(Stated task):
Return the material word for word. Do not include the pictures.

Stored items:
<<<<
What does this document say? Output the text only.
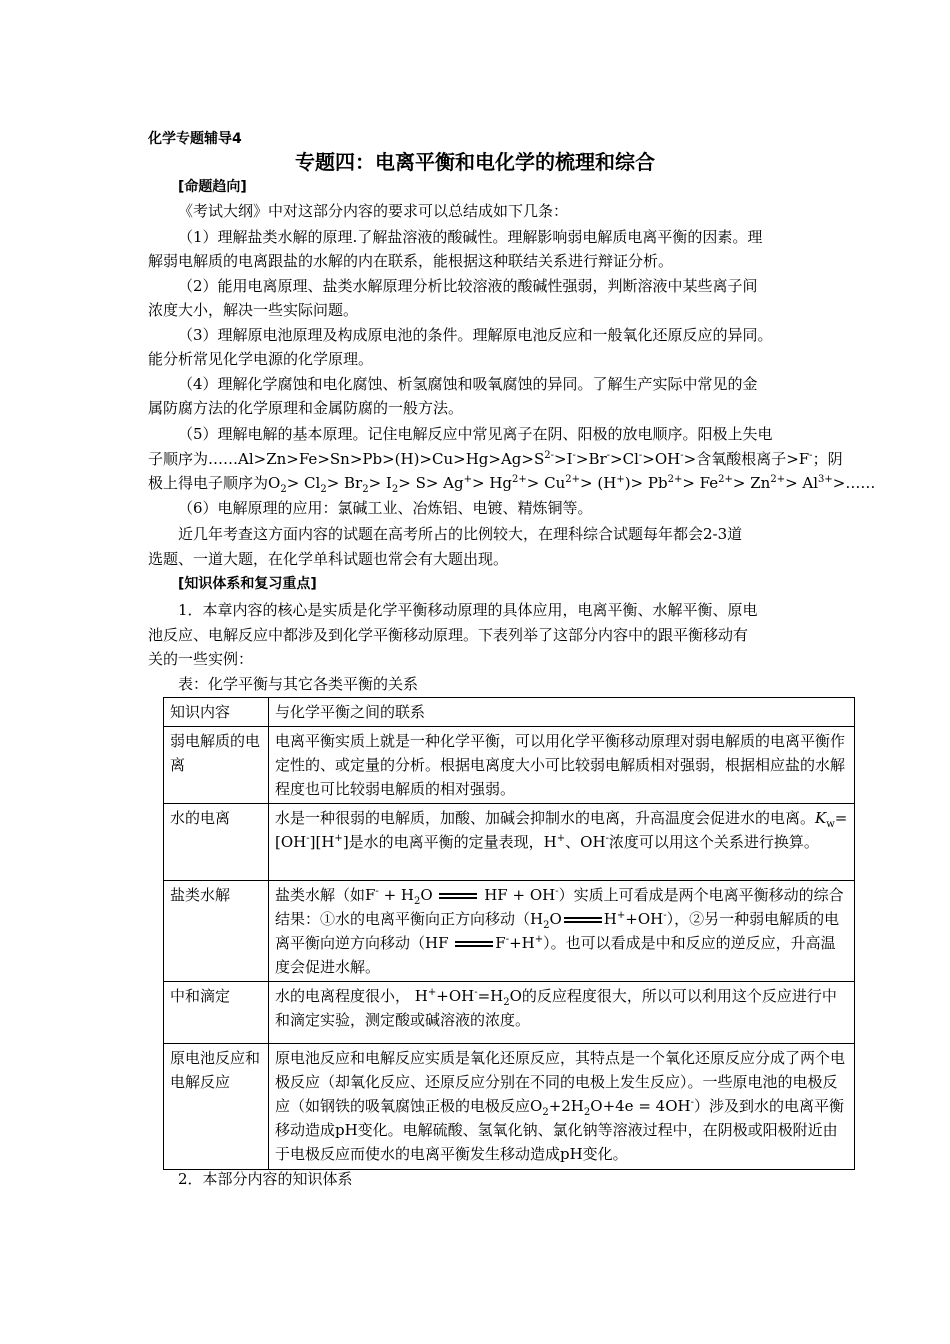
化学专题辅导4
专题四：电离平衡和电化学的梳理和综合
[命题趋向]
《考试大纲》中对这部分内容的要求可以总结成如下几条：
（1）理解盐类水解的原理.了解盐溶液的酸碱性。理解影响弱电解质电离平衡的因素。理
解弱电解质的电离跟盐的水解的内在联系，能根据这种联结关系进行辩证分析。
（2）能用电离原理、盐类水解原理分析比较溶液的酸碱性强弱，判断溶液中某些离子间
浓度大小，解决一些实际问题。
（3）理解原电池原理及构成原电池的条件。理解原电池反应和一般氧化还原反应的异同。
能分析常见化学电源的化学原理。
（4）理解化学腐蚀和电化腐蚀、析氢腐蚀和吸氧腐蚀的异同。了解生产实际中常见的金
属防腐方法的化学原理和金属防腐的一般方法。
（5）理解电解的基本原理。记住电解反应中常见离子在阴、阳极的放电顺序。阳极上失电
子顺序为$\dots\dots Al>Zn>Fe>Sn>Pb>(H)>Cu>Hg>Ag>S^{2-}>I^->Br^->Cl^->OH^->$含氧酸根离子>F-；阴
极上得电子顺序为$O_2> Cl_2> Br_2> I_2> S> Ag^+> Hg^{2+}> Cu^{2+}> (H^+)> Pb^{2+}> Fe^{2+}> Zn^{2+}>$ $Al^{3+}>\dots\dots$
（6）电解原理的应用：氯碱工业、冶炼铝、电镀、精炼铜等。
近几年考查这方面内容的试题在高考所占的比例较大，在理科综合试题每年都会2-3道
选题、一道大题，在化学单科试题也常会有大题出现。
[知识体系和复习重点]
1．本章内容的核心是实质是化学平衡移动原理的具体应用，电离平衡、水解平衡、原电
池反应、电解反应中都涉及到化学平衡移动原理。下表列举了这部分内容中的跟平衡移动有
关的一些实例：
表：化学平衡与其它各类平衡的关系
知识内容	与化学平衡之间的联系
弱电解质的电离	电离平衡实质上就是一种化学平衡，可以用化学平衡移动原理对弱电解质的电离平衡作定性的、或定量的分析。根据电离度大小可比较弱电解质相对强弱，根据相应盐的水解程度也可比较弱电解质的相对强弱。
水的电离	水是一种很弱的电解质，加酸、加碱会抑制水的电离，升高温度会促进水的电离。$K_w=[OH^-][H^+]$是水的电离平衡的定量表现，H+、OH-浓度可以用这个关系进行换算。
盐类水解	盐类水解（如$F^- + H_2O$ HF + OH-）实质上可看成是两个电离平衡移动的综合结果：①水的电离平衡向正方向移动（$H_2O$ H++OH-），②另一种弱电解质的电离平衡向逆方向移动（HF F-+H+）。也可以看成是中和反应的逆反应，升高温度会促进水解。
中和滴定	水的电离程度很小， $H^++OH^-=H_2O$的反应程度很大，所以可以利用这个反应进行中和滴定实验，测定酸或碱溶液的浓度。
原电池反应和电解反应	原电池反应和电解反应实质是氧化还原反应，其特点是一个氧化还原反应分成了两个电极反应（却氧化反应、还原反应分别在不同的电极上发生反应）。一些原电池的电极反应（如钢铁的吸氧腐蚀正极的电极反应$O_2+2H_2O+4e = 4OH^-$）涉及到水的电离平衡移动造成pH变化。电解硫酸、氢氧化钠、氯化钠等溶液过程中，在阴极或阳极附近由于电极反应而使水的电离平衡发生移动造成pH变化。
2．本部分内容的知识体系
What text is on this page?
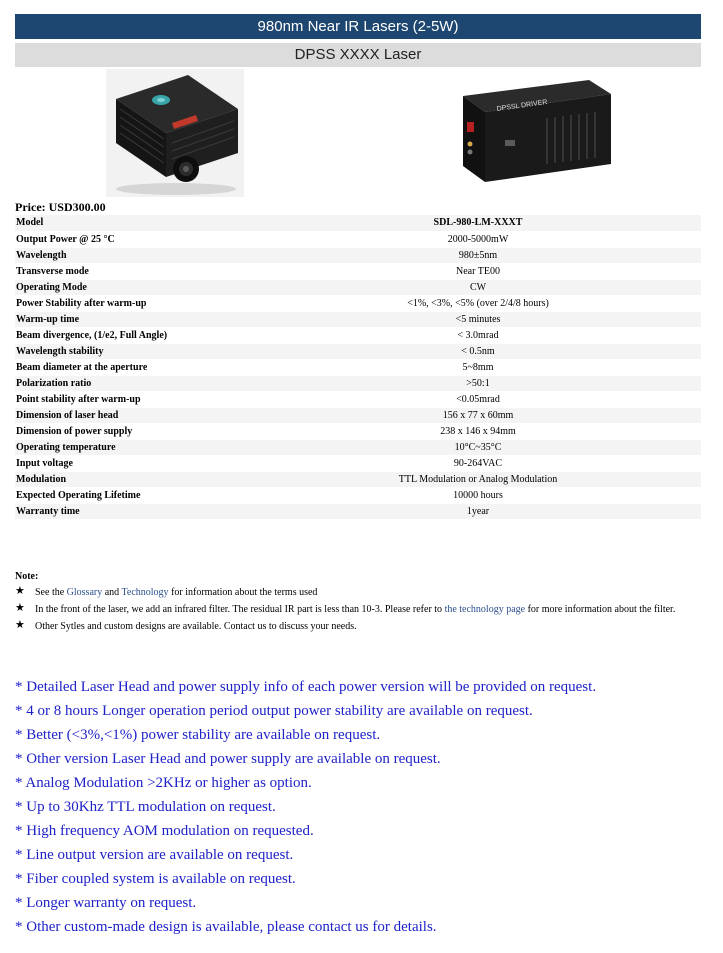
980nm Near IR Lasers (2-5W)
DPSS XXXX Laser
DPSSL DRIVER
Price: USD300.00
Model	SDL-980-LM-XXXT
Output Power @ 25 °C	2000-5000mW
Wavelength	980±5nm
Transverse mode	Near TE00
Operating Mode	CW
Power Stability after warm-up	<1%, <3%, <5% (over 2/4/8 hours)
Warm-up time	<5 minutes
Beam divergence, (1/e2, Full Angle)	< 3.0mrad
Wavelength stability	< 0.5nm
Beam diameter at the aperture	5~8mm
Polarization ratio	>50:1
Point stability after warm-up	<0.05mrad
Dimension of laser head	156 x 77 x 60mm
Dimension of power supply	238 x 146 x 94mm
Operating temperature	10°C~35°C
Input voltage	90-264VAC
Modulation	TTL Modulation or Analog Modulation
Expected Operating Lifetime	10000 hours
Warranty time	1year
Note:
★ See the Glossary and Technology for information about the terms used
★ In the front of the laser, we add an infrared filter. The residual IR part is less than 10-3. Please refer to the technology page for more information about the filter.
★ Other Sytles and custom designs are available. Contact us to discuss your needs.
* Detailed Laser Head and power supply info of each power version will be provided on request.
* 4 or 8 hours Longer operation period output power stability are available on request.
* Better (<3%,<1%) power stability are available on request.
* Other version Laser Head and power supply are available on request.
* Analog Modulation >2KHz or higher as option.
* Up to 30Khz TTL modulation on request.
* High frequency AOM modulation on requested.
* Line output version are available on request.
* Fiber coupled system is available on request.
* Longer warranty on request.
* Other custom-made design is available, please contact us for details.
>>>>
(Task response):
What does this document say? Output the text only.
化学专题辅导4
专题四：电离平衡和电化学的梳理和综合
[命题趋向]
《考试大纲》中对这部分内容的要求可以总结成如下几条：
（1）理解盐类水解的原理.了解盐溶液的酸碱性。理解影响弱电解质电离平衡的因素。理
解弱电解质的电离跟盐的水解的内在联系，能根据这种联结关系进行辩证分析。
（2）能用电离原理、盐类水解原理分析比较溶液的酸碱性强弱，判断溶液中某些离子间
浓度大小，解决一些实际问题。
（3）理解原电池原理及构成原电池的条件。理解原电池反应和一般氧化还原反应的异同。
能分析常见化学电源的化学原理。
（4）理解化学腐蚀和电化腐蚀、析氢腐蚀和吸氧腐蚀的异同。了解生产实际中常见的金
属防腐方法的化学原理和金属防腐的一般方法。
（5）理解电解的基本原理。记住电解反应中常见离子在阴、阳极的放电顺序。阳极上失电
子顺序为$\dots\dots Al>Zn>Fe>Sn>Pb>(H)>Cu>Hg>Ag>S^{2-}>I^->Br^->Cl^->OH^->$含氧酸根离子>F-；阴
极上得电子顺序为$O_2> Cl_2> Br_2> I_2> S> Ag^+> Hg^{2+}> Cu^{2+}> (H^+)> Pb^{2+}> Fe^{2+}> Zn^{2+}>$ $Al^{3+}>\dots\dots$
（6）电解原理的应用：氯碱工业、冶炼铝、电镀、精炼铜等。
近几年考查这方面内容的试题在高考所占的比例较大，在理科综合试题每年都会2-3道
选题、一道大题，在化学单科试题也常会有大题出现。
[知识体系和复习重点]
1．本章内容的核心是实质是化学平衡移动原理的具体应用，电离平衡、水解平衡、原电
池反应、电解反应中都涉及到化学平衡移动原理。下表列举了这部分内容中的跟平衡移动有
关的一些实例：
表：化学平衡与其它各类平衡的关系
知识内容	与化学平衡之间的联系
弱电解质的电离	电离平衡实质上就是一种化学平衡，可以用化学平衡移动原理对弱电解质的电离平衡作定性的、或定量的分析。根据电离度大小可比较弱电解质相对强弱，根据相应盐的水解程度也可比较弱电解质的相对强弱。
水的电离	水是一种很弱的电解质，加酸、加碱会抑制水的电离，升高温度会促进水的电离。$K_w=[OH^-][H^+]$是水的电离平衡的定量表现，H+、OH-浓度可以用这个关系进行换算。
盐类水解	盐类水解（如$F^- + H_2O$ HF + OH-）实质上可看成是两个电离平衡移动的综合结果：①水的电离平衡向正方向移动（$H_2O$ H++OH-），②另一种弱电解质的电离平衡向逆方向移动（HF F-+H+）。也可以看成是中和反应的逆反应，升高温度会促进水解。
中和滴定	水的电离程度很小， $H^++OH^-=H_2O$的反应程度很大，所以可以利用这个反应进行中和滴定实验，测定酸或碱溶液的浓度。
原电池反应和电解反应	原电池反应和电解反应实质是氧化还原反应，其特点是一个氧化还原反应分成了两个电极反应（却氧化反应、还原反应分别在不同的电极上发生反应）。一些原电池的电极反应（如钢铁的吸氧腐蚀正极的电极反应$O_2+2H_2O+4e = 4OH^-$）涉及到水的电离平衡移动造成pH变化。电解硫酸、氢氧化钠、氯化钠等溶液过程中，在阴极或阳极附近由于电极反应而使水的电离平衡发生移动造成pH变化。
2．本部分内容的知识体系
What text is on this page?
980nm Near IR Lasers (2-5W)
DPSS XXXX Laser
DPSSL DRIVER
Price: USD300.00
Model	SDL-980-LM-XXXT
Output Power @ 25 °C	2000-5000mW
Wavelength	980±5nm
Transverse mode	Near TE00
Operating Mode	CW
Power Stability after warm-up	<1%, <3%, <5% (over 2/4/8 hours)
Warm-up time	<5 minutes
Beam divergence, (1/e2, Full Angle)	< 3.0mrad
Wavelength stability	< 0.5nm
Beam diameter at the aperture	5~8mm
Polarization ratio	>50:1
Point stability after warm-up	<0.05mrad
Dimension of laser head	156 x 77 x 60mm
Dimension of power supply	238 x 146 x 94mm
Operating temperature	10°C~35°C
Input voltage	90-264VAC
Modulation	TTL Modulation or Analog Modulation
Expected Operating Lifetime	10000 hours
Warranty time	1year
Note:
★ See the Glossary and Technology for information about the terms used
★ In the front of the laser, we add an infrared filter. The residual IR part is less than 10-3. Please refer to the technology page for more information about the filter.
★ Other Sytles and custom designs are available. Contact us to discuss your needs.
* Detailed Laser Head and power supply info of each power version will be provided on request.
* 4 or 8 hours Longer operation period output power stability are available on request.
* Better (<3%,<1%) power stability are available on request.
* Other version Laser Head and power supply are available on request.
* Analog Modulation >2KHz or higher as option.
* Up to 30Khz TTL modulation on request.
* High frequency AOM modulation on requested.
* Line output version are available on request.
* Fiber coupled system is available on request.
* Longer warranty on request.
* Other custom-made design is available, please contact us for details.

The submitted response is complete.